[Data entries]

------------------------------------------------------------------------

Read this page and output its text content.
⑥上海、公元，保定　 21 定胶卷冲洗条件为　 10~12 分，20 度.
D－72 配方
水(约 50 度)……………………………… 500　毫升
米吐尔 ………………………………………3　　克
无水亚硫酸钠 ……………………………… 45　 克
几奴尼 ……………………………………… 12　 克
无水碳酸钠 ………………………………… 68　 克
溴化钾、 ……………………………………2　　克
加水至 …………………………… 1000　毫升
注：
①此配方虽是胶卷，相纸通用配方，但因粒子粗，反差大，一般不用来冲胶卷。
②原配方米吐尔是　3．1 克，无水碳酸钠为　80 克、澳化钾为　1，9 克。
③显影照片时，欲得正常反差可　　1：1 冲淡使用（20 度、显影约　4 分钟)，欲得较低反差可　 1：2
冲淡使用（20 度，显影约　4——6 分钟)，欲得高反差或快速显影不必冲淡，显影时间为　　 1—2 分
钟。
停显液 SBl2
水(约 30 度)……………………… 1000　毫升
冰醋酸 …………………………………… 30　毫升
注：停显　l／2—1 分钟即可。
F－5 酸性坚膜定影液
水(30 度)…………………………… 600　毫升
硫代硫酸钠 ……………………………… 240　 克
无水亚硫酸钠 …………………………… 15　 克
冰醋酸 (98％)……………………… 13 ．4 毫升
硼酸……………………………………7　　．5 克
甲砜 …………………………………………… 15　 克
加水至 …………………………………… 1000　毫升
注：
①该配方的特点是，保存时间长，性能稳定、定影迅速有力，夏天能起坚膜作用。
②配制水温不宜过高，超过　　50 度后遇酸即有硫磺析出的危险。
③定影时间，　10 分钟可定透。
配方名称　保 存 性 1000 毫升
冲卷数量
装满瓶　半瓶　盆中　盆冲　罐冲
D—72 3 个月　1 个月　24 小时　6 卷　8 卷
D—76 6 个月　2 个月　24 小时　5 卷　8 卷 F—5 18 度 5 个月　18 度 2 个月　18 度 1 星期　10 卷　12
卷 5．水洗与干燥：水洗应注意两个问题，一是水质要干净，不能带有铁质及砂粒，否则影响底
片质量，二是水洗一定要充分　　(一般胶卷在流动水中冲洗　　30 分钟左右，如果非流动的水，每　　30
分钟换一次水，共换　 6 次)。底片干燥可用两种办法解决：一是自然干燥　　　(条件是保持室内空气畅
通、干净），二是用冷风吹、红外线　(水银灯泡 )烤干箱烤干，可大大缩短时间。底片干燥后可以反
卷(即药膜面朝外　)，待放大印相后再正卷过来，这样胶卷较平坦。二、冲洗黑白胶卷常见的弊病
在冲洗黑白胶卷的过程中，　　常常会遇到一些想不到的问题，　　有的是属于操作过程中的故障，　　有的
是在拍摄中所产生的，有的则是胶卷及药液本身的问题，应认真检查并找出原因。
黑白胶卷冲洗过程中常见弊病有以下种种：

------------------------------------------------------------------------

**The problem**. Please set down all the data word for word.

**Complete answer**.
Read this page and output its text content.
⑥上海、公元，保定　 21 定胶卷冲洗条件为　 10~12 分，20 度.
D－72 配方
水(约 50 度)……………………………… 500　毫升
米吐尔 ………………………………………3　　克
无水亚硫酸钠 ……………………………… 45　 克
几奴尼 ……………………………………… 12　 克
无水碳酸钠 ………………………………… 68　 克
溴化钾、 ……………………………………2　　克
加水至 …………………………… 1000　毫升
注：
①此配方虽是胶卷，相纸通用配方，但因粒子粗，反差大，一般不用来冲胶卷。
②原配方米吐尔是　3．1 克，无水碳酸钠为　80 克、澳化钾为　1，9 克。
③显影照片时，欲得正常反差可　　1：1 冲淡使用（20 度、显影约　4 分钟)，欲得较低反差可　 1：2
冲淡使用（20 度，显影约　4——6 分钟)，欲得高反差或快速显影不必冲淡，显影时间为　　 1—2 分
钟。
停显液 SBl2
水(约 30 度)……………………… 1000　毫升
冰醋酸 …………………………………… 30　毫升
注：停显　l／2—1 分钟即可。
F－5 酸性坚膜定影液
水(30 度)…………………………… 600　毫升
硫代硫酸钠 ……………………………… 240　 克
无水亚硫酸钠 …………………………… 15　 克
冰醋酸 (98％)……………………… 13 ．4 毫升
硼酸……………………………………7　　．5 克
甲砜 …………………………………………… 15　 克
加水至 …………………………………… 1000　毫升
注：
①该配方的特点是，保存时间长，性能稳定、定影迅速有力，夏天能起坚膜作用。
②配制水温不宜过高，超过　　50 度后遇酸即有硫磺析出的危险。
③定影时间，　10 分钟可定透。
配方名称　保 存 性 1000 毫升
冲卷数量
装满瓶　半瓶　盆中　盆冲　罐冲
D—72 3 个月　1 个月　24 小时　6 卷　8 卷
D—76 6 个月　2 个月　24 小时　5 卷　8 卷 F—5 18 度 5 个月　18 度 2 个月　18 度 1 星期　10 卷　12
卷 5．水洗与干燥：水洗应注意两个问题，一是水质要干净，不能带有铁质及砂粒，否则影响底
片质量，二是水洗一定要充分　　(一般胶卷在流动水中冲洗　　30 分钟左右，如果非流动的水，每　　30
分钟换一次水，共换　 6 次)。底片干燥可用两种办法解决：一是自然干燥　　　(条件是保持室内空气畅
通、干净），二是用冷风吹、红外线　(水银灯泡 )烤干箱烤干，可大大缩短时间。底片干燥后可以反
卷(即药膜面朝外　)，待放大印相后再正卷过来，这样胶卷较平坦。二、冲洗黑白胶卷常见的弊病
在冲洗黑白胶卷的过程中，　　常常会遇到一些想不到的问题，　　有的是属于操作过程中的故障，　　有的
是在拍摄中所产生的，有的则是胶卷及药液本身的问题，应认真检查并找出原因。
黑白胶卷冲洗过程中常见弊病有以下种种：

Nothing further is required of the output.